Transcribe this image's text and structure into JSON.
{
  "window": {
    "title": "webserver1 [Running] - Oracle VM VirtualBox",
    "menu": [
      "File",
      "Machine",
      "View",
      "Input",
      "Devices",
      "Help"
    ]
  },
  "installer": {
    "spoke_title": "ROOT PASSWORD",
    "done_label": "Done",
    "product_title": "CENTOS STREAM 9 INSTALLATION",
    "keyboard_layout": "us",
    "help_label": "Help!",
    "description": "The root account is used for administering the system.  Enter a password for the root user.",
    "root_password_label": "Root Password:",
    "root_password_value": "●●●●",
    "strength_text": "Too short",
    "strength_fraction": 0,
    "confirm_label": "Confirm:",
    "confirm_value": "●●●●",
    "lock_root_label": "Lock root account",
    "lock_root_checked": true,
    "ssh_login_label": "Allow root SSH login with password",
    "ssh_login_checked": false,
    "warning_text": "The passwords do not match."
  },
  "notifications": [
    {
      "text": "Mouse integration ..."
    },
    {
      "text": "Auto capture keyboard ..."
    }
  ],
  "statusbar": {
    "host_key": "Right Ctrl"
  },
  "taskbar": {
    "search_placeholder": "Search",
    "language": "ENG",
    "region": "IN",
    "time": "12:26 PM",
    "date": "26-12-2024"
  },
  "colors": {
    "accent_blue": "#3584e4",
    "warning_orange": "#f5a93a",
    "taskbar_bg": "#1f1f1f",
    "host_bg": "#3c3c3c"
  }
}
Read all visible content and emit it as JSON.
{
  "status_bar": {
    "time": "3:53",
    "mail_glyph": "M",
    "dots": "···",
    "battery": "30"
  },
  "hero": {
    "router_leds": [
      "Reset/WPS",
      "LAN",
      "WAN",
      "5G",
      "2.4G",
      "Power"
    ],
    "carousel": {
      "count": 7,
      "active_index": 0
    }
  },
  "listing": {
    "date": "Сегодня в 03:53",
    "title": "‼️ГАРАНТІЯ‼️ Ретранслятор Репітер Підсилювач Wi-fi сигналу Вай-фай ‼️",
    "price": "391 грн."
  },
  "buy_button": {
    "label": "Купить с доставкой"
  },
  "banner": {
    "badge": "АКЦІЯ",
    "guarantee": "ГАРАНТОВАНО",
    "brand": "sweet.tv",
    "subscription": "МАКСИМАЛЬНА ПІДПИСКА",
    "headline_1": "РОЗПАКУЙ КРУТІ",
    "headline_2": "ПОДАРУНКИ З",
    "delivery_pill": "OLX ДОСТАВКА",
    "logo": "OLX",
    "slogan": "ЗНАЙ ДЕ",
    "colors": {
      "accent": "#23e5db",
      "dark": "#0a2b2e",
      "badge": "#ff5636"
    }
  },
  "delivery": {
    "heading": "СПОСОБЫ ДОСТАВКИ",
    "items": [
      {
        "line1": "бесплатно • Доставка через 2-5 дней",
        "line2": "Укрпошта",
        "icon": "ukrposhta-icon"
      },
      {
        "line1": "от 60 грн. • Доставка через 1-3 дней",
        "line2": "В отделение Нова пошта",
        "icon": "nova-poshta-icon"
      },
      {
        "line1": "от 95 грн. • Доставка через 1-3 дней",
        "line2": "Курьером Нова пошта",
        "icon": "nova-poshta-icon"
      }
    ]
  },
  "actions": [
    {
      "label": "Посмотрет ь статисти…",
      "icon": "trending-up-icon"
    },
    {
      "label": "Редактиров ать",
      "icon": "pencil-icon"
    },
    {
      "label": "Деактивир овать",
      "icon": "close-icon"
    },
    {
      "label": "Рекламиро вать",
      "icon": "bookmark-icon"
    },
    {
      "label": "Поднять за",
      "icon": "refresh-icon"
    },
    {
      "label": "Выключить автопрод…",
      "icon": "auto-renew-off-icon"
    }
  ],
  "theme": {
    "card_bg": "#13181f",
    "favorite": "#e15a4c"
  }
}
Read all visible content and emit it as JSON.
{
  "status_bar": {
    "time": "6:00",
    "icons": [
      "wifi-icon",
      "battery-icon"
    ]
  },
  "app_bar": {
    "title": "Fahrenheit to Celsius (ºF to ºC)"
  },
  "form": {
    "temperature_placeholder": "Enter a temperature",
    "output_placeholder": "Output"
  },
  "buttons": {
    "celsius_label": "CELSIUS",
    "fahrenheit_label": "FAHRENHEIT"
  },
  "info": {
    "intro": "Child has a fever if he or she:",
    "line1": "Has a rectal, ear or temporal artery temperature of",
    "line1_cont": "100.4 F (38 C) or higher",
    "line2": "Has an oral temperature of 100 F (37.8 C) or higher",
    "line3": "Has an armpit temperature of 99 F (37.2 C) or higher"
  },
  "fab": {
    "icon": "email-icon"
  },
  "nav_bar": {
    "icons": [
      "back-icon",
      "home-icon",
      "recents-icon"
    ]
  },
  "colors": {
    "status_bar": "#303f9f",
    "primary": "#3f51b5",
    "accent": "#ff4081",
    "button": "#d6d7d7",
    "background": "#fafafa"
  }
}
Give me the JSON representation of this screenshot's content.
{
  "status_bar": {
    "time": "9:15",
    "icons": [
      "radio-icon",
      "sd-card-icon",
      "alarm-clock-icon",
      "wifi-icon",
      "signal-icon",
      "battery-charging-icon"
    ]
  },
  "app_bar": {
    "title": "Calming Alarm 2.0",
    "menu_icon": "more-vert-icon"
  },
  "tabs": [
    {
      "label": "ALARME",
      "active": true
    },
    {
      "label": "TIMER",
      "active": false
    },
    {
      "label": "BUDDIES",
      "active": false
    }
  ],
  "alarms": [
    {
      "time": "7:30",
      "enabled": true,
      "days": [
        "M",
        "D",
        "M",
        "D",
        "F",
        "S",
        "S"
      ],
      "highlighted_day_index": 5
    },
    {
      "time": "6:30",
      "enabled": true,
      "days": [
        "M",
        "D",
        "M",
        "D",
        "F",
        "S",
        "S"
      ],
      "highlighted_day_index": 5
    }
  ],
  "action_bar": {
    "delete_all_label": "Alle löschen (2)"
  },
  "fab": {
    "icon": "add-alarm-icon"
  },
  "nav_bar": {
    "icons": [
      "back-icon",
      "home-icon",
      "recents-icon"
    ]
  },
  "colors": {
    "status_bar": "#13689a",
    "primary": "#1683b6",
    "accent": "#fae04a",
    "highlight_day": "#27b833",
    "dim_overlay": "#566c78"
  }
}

★ ★ ★ ★ ★

Instructions for the task: Report all lines of the data above that include the string "true".

Answer for this exercise:
    "lock_root_checked": true,
      "active": true
      "enabled": true,
      "enabled": true,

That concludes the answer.